→ Figure record listings
# # # # # # #

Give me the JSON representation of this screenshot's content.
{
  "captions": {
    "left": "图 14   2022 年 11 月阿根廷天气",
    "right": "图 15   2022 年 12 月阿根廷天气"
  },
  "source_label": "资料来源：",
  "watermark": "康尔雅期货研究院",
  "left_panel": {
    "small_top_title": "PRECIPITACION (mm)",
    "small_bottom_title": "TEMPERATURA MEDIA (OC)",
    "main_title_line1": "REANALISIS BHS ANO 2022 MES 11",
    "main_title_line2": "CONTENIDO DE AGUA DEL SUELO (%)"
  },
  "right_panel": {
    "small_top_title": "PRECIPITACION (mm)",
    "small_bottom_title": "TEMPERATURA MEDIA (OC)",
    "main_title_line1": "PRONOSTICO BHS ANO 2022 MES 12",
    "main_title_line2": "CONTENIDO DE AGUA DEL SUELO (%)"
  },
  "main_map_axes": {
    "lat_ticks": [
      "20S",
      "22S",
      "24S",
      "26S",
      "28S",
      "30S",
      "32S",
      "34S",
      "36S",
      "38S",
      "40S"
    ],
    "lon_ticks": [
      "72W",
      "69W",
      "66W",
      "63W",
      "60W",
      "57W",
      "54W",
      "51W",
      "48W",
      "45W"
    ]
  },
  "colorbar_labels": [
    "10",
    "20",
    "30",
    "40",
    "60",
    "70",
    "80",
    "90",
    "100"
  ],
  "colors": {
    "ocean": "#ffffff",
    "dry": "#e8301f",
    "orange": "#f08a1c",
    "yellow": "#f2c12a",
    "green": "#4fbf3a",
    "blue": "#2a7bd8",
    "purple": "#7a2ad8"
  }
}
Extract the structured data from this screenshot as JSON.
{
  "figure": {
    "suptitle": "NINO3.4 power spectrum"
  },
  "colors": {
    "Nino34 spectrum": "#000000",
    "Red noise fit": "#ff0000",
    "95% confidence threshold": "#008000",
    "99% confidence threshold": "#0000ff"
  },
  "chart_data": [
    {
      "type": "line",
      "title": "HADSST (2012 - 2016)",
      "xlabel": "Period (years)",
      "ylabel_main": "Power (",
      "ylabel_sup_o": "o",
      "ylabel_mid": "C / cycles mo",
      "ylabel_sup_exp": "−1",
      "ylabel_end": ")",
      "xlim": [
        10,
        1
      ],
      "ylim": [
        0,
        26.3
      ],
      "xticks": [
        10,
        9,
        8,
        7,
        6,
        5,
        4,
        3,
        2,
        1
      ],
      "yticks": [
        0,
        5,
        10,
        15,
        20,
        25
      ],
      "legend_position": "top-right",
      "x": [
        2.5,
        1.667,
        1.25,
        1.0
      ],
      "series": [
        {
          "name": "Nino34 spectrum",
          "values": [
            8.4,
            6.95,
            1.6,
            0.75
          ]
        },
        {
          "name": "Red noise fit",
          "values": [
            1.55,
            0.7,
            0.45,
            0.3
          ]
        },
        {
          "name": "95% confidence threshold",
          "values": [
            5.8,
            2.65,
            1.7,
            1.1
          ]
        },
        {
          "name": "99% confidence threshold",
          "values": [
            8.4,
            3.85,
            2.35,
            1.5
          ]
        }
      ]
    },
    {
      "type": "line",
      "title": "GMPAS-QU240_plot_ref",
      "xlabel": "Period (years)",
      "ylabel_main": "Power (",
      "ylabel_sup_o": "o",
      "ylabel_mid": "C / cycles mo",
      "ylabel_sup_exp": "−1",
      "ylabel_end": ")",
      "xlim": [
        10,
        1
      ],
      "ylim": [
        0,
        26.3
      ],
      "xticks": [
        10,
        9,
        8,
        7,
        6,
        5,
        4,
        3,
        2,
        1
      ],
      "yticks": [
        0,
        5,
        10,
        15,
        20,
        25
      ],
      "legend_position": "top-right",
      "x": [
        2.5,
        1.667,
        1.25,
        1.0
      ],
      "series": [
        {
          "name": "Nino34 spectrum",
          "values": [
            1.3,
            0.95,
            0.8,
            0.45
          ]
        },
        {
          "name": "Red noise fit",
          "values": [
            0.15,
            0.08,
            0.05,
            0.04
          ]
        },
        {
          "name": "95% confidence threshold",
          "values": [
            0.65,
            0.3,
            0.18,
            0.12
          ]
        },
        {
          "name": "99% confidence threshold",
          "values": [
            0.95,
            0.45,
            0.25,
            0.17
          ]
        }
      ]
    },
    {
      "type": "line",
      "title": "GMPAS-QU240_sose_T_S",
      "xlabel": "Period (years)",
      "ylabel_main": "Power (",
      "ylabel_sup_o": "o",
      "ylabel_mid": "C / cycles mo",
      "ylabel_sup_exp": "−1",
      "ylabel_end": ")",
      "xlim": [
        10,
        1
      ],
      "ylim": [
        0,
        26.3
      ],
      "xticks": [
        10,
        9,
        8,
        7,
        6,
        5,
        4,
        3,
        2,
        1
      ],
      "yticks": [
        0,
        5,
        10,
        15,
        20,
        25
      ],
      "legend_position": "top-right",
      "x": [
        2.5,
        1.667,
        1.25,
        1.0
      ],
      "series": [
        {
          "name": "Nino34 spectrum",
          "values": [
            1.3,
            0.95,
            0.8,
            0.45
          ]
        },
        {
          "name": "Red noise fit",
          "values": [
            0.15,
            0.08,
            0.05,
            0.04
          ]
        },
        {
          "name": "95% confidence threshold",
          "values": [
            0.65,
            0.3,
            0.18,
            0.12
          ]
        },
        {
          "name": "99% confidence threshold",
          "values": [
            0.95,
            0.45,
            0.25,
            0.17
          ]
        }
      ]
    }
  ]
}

# # # # # # #

→ What the exercise asks
Extract, from the material above, each line holding the word "GMPAS".

→ Correct answer
      "title": "GMPAS-QU240_plot_ref",
      "title": "GMPAS-QU240_sose_T_S",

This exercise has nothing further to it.